Given instruction —
Please retype the records below exactly, leaving out any pictures.

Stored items
= = = = =

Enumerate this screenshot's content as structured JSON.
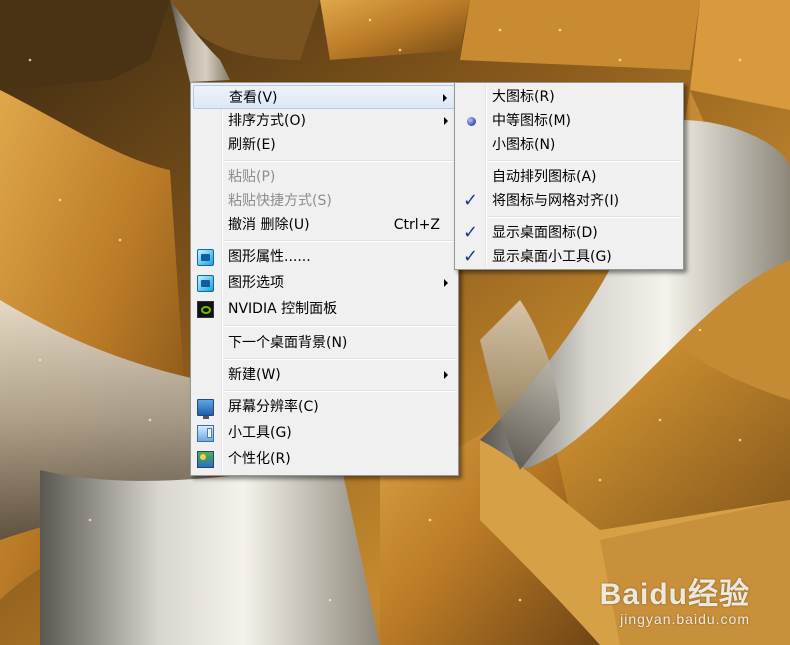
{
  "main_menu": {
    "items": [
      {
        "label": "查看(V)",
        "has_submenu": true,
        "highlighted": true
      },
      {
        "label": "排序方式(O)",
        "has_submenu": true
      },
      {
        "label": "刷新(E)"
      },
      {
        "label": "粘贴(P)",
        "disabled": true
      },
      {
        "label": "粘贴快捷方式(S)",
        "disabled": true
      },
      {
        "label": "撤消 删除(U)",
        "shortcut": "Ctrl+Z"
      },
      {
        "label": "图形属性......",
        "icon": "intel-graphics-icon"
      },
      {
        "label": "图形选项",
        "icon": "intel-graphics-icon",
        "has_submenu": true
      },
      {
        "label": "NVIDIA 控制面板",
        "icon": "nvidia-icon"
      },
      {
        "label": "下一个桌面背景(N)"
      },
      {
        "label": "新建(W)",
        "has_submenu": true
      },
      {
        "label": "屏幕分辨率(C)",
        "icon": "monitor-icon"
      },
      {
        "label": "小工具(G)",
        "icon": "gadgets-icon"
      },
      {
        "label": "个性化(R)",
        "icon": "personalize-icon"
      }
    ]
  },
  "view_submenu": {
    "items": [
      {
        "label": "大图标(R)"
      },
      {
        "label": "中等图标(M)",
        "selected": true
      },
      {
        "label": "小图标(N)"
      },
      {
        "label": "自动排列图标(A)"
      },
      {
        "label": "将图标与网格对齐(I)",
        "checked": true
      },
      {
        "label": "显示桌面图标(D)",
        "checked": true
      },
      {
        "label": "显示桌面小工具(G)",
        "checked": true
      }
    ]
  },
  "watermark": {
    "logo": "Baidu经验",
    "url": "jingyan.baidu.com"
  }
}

= = = = =

Answer to the problem —
Enumerate this screenshot's content as structured JSON.
{
  "main_menu": {
    "items": [
      {
        "label": "查看(V)",
        "has_submenu": true,
        "highlighted": true
      },
      {
        "label": "排序方式(O)",
        "has_submenu": true
      },
      {
        "label": "刷新(E)"
      },
      {
        "label": "粘贴(P)",
        "disabled": true
      },
      {
        "label": "粘贴快捷方式(S)",
        "disabled": true
      },
      {
        "label": "撤消 删除(U)",
        "shortcut": "Ctrl+Z"
      },
      {
        "label": "图形属性......",
        "icon": "intel-graphics-icon"
      },
      {
        "label": "图形选项",
        "icon": "intel-graphics-icon",
        "has_submenu": true
      },
      {
        "label": "NVIDIA 控制面板",
        "icon": "nvidia-icon"
      },
      {
        "label": "下一个桌面背景(N)"
      },
      {
        "label": "新建(W)",
        "has_submenu": true
      },
      {
        "label": "屏幕分辨率(C)",
        "icon": "monitor-icon"
      },
      {
        "label": "小工具(G)",
        "icon": "gadgets-icon"
      },
      {
        "label": "个性化(R)",
        "icon": "personalize-icon"
      }
    ]
  },
  "view_submenu": {
    "items": [
      {
        "label": "大图标(R)"
      },
      {
        "label": "中等图标(M)",
        "selected": true
      },
      {
        "label": "小图标(N)"
      },
      {
        "label": "自动排列图标(A)"
      },
      {
        "label": "将图标与网格对齐(I)",
        "checked": true
      },
      {
        "label": "显示桌面图标(D)",
        "checked": true
      },
      {
        "label": "显示桌面小工具(G)",
        "checked": true
      }
    ]
  },
  "watermark": {
    "logo": "Baidu经验",
    "url": "jingyan.baidu.com"
  }
}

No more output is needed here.